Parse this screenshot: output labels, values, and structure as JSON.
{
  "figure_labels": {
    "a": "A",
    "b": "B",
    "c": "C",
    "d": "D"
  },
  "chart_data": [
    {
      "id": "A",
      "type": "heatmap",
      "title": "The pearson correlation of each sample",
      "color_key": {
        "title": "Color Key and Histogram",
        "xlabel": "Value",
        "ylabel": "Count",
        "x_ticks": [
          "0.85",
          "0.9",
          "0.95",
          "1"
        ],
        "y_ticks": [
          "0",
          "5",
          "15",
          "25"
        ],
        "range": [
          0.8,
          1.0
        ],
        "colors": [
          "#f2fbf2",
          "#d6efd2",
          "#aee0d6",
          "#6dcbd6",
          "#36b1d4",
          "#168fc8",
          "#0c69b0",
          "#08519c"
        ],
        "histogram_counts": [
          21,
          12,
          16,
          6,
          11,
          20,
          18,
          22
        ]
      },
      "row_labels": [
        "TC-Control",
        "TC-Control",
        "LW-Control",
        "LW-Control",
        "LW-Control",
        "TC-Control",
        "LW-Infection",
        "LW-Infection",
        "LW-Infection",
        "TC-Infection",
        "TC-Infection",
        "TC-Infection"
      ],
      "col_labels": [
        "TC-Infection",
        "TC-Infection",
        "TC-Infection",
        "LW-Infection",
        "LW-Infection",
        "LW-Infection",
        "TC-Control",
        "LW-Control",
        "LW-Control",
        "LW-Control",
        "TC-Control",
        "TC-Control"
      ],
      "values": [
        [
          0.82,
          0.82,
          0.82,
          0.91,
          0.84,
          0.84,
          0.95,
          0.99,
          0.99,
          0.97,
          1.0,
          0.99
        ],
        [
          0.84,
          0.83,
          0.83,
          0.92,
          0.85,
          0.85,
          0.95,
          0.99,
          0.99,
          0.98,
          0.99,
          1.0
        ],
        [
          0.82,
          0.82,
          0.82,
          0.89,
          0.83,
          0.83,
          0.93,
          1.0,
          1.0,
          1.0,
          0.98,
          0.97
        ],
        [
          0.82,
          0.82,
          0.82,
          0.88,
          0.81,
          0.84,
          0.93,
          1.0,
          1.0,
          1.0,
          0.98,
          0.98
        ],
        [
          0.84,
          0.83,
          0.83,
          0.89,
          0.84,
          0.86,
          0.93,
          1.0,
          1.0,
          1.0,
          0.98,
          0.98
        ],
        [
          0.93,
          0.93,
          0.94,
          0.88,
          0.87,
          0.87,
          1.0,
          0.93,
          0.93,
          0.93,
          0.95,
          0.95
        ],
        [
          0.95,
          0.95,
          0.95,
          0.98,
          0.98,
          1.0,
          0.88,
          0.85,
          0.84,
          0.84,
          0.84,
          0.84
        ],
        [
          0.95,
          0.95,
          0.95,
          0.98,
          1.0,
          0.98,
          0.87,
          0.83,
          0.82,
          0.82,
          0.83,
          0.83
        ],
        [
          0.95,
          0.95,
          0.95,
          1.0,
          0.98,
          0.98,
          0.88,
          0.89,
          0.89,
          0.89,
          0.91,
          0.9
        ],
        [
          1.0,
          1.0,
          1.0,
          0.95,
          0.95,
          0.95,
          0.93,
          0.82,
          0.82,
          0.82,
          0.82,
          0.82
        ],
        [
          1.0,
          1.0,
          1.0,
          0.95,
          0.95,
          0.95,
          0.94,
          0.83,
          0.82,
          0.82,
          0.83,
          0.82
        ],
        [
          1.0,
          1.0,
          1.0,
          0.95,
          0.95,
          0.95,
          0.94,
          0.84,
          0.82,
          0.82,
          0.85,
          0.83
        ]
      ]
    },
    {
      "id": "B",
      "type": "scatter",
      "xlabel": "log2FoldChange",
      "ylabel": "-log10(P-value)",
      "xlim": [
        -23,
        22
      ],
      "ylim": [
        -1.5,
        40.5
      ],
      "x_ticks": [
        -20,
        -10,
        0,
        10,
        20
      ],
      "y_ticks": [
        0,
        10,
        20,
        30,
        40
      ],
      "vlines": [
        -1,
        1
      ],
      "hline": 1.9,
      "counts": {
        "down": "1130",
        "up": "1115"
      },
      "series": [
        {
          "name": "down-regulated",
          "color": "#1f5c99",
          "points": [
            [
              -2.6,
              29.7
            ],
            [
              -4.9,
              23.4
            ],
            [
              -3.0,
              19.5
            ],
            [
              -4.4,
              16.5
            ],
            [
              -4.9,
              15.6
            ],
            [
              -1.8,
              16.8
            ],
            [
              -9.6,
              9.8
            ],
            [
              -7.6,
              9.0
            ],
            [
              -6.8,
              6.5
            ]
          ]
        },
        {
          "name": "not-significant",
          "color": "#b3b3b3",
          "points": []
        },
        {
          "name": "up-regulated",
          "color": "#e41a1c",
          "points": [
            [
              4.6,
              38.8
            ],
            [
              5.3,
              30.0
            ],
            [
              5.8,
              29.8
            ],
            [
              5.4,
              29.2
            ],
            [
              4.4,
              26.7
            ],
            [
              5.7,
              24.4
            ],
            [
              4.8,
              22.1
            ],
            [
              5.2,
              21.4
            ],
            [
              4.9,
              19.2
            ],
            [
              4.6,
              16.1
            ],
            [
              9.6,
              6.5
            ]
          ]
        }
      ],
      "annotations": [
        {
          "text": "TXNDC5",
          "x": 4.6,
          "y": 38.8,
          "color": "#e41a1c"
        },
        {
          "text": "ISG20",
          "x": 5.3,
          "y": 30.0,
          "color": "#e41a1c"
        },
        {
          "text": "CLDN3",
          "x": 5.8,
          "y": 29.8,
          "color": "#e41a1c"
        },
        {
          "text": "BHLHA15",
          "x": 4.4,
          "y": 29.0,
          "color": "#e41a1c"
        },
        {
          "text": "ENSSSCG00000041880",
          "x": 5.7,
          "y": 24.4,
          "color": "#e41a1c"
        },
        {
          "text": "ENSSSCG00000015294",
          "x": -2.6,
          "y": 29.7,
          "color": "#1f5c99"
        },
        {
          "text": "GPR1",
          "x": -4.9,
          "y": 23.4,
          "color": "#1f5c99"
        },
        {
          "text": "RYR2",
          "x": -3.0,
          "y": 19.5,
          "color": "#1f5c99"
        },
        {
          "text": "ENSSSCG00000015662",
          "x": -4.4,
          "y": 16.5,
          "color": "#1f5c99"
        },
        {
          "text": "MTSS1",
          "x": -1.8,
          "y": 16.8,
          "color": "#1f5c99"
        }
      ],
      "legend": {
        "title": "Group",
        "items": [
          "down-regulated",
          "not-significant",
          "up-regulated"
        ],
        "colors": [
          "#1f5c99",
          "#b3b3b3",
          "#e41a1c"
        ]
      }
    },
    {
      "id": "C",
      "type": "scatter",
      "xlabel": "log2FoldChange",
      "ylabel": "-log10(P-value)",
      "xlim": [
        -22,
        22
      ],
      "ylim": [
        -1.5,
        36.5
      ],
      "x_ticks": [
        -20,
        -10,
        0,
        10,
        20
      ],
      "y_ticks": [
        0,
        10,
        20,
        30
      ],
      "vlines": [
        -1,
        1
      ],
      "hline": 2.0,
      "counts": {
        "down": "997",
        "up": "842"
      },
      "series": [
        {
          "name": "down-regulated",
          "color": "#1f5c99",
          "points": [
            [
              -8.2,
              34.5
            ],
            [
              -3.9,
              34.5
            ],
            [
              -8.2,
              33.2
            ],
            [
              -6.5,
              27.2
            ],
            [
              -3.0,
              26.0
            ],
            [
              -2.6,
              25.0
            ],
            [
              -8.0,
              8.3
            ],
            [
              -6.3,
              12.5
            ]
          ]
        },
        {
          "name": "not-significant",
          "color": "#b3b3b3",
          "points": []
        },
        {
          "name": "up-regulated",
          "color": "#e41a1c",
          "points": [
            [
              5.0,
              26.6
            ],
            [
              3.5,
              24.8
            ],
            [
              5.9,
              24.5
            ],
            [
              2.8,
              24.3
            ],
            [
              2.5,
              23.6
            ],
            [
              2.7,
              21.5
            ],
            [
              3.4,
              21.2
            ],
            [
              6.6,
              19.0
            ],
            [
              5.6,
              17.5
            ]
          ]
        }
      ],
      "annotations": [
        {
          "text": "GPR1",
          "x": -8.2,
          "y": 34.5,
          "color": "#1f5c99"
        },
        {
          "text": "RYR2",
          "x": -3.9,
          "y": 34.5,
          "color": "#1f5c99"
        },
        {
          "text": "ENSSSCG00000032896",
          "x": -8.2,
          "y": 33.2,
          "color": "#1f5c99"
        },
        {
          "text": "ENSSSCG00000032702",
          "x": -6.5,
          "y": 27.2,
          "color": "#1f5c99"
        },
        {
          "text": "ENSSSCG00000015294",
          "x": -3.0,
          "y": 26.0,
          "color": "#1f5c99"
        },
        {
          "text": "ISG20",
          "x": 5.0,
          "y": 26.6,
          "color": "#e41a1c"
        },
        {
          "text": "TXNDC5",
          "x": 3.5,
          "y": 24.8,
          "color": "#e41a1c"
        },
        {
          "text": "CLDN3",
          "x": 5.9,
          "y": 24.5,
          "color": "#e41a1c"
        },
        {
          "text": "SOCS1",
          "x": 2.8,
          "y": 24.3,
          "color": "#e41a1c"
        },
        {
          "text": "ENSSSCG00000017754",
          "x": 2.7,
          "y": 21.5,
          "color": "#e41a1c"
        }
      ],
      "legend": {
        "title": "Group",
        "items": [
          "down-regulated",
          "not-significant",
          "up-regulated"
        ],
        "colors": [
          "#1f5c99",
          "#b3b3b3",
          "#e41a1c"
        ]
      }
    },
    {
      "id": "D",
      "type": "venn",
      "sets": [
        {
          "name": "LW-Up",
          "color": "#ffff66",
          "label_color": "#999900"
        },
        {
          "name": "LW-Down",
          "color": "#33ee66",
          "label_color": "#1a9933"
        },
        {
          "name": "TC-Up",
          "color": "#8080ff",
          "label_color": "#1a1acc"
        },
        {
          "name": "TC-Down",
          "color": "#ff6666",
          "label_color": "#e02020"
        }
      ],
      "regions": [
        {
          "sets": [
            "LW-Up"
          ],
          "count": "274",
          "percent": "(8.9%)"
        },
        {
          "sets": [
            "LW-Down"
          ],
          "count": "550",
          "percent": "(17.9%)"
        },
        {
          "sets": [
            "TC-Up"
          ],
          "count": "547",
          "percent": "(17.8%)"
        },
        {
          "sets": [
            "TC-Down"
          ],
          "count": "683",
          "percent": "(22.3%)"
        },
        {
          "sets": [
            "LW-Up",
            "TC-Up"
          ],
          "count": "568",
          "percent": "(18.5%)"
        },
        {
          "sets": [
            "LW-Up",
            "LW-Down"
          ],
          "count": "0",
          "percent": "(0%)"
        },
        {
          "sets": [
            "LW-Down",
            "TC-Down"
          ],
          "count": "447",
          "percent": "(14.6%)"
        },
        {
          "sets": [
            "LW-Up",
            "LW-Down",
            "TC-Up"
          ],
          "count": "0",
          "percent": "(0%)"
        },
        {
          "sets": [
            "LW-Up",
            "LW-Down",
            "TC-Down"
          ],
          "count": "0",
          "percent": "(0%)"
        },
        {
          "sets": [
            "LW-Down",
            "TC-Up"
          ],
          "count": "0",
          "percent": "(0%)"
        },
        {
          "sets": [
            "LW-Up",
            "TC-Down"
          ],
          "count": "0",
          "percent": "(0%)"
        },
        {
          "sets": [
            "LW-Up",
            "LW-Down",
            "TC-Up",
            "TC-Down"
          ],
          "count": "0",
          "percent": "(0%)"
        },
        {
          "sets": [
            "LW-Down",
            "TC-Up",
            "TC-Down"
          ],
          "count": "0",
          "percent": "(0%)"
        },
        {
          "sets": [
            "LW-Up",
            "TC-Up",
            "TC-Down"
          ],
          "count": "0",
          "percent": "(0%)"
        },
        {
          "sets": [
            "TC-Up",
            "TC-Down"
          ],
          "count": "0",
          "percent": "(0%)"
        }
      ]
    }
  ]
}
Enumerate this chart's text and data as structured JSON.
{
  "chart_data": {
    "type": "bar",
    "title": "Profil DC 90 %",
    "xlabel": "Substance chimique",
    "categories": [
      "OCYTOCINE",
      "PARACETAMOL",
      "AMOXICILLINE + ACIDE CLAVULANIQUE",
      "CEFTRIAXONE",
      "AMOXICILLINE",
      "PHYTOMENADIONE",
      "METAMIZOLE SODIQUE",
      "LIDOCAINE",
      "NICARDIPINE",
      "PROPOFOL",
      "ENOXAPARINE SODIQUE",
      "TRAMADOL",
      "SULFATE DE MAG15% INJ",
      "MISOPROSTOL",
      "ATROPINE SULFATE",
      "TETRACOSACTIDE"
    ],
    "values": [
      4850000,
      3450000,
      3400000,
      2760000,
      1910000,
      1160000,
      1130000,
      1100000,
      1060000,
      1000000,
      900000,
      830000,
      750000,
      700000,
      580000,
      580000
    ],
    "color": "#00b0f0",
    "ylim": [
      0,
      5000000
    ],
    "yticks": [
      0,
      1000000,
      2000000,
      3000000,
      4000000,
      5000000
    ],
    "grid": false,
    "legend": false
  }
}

_ _ _ _

• [THE REQUEST]: Within the material above, find the lines that contain the word "JSON"; copy them.

• [WRITTEN ANSWER]:
Parse this screenshot: output labels, values, and structure as JSON.
Enumerate this chart's text and data as structured JSON.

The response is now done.